# [PROBLEM TO SOLVE]
Using the entries that follow, collect the lines where the word "Vicchiese" appears.
::: ENTRIES SHOWN
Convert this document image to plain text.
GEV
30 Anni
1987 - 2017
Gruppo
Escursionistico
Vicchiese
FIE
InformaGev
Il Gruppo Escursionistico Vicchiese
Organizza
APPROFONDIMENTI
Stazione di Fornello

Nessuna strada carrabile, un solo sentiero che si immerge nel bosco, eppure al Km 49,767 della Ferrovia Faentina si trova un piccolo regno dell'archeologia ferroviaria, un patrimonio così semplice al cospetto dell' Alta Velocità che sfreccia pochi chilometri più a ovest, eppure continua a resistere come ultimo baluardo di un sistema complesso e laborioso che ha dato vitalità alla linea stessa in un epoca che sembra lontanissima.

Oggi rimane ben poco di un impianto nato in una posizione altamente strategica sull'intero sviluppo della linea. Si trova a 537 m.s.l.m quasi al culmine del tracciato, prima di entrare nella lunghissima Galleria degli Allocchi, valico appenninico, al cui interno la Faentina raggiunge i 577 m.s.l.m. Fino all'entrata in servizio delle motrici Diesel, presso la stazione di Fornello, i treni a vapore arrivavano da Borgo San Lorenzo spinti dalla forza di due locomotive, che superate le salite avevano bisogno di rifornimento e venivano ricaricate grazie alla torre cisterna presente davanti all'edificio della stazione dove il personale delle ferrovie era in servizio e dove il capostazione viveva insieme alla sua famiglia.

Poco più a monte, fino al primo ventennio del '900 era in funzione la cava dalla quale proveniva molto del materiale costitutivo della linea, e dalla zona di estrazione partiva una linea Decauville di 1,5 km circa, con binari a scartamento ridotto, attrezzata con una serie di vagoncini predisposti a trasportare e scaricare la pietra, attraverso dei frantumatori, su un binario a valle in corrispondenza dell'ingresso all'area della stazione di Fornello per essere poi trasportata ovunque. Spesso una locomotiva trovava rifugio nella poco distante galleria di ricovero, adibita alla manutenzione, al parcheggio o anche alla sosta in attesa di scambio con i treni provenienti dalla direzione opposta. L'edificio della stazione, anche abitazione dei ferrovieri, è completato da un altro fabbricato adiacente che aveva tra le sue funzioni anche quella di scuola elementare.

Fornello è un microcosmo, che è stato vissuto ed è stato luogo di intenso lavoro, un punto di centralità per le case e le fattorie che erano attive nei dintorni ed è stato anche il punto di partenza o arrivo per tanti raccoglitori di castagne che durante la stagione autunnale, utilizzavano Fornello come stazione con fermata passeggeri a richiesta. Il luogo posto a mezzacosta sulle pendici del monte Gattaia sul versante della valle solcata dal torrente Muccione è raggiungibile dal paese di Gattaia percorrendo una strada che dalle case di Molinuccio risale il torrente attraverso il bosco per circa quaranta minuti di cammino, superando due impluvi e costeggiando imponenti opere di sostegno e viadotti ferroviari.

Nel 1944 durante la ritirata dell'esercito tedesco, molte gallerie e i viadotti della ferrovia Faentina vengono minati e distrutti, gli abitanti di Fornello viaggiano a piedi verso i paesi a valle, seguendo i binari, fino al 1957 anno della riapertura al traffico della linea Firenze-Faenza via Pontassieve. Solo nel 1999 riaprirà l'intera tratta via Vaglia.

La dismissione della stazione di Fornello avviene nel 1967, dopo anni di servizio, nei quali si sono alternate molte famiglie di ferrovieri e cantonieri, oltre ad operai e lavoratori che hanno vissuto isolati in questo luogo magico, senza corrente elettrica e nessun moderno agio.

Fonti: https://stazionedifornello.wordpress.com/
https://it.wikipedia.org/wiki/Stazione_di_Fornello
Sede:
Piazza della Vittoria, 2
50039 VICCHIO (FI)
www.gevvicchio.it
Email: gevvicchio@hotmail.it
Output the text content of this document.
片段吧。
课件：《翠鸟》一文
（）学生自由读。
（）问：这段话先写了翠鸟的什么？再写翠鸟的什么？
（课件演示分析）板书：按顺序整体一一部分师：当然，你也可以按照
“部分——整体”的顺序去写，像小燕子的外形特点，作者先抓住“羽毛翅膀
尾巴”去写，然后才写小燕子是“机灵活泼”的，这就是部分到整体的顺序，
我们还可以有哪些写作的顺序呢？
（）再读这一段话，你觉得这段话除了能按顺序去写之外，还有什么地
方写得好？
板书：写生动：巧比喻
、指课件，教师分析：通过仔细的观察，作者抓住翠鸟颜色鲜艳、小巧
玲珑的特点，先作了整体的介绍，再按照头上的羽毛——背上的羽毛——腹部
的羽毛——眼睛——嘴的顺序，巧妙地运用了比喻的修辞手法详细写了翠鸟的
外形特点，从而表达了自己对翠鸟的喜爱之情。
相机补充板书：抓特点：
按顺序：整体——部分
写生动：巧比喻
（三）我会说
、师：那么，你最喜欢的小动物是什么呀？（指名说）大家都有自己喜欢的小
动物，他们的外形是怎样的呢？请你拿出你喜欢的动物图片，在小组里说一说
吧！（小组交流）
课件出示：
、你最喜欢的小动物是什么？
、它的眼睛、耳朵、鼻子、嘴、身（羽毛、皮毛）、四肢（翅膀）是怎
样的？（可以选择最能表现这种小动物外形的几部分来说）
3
::::::
# [TASK ANSWER]
Vicchiese
Il Gruppo Escursionistico Vicchiese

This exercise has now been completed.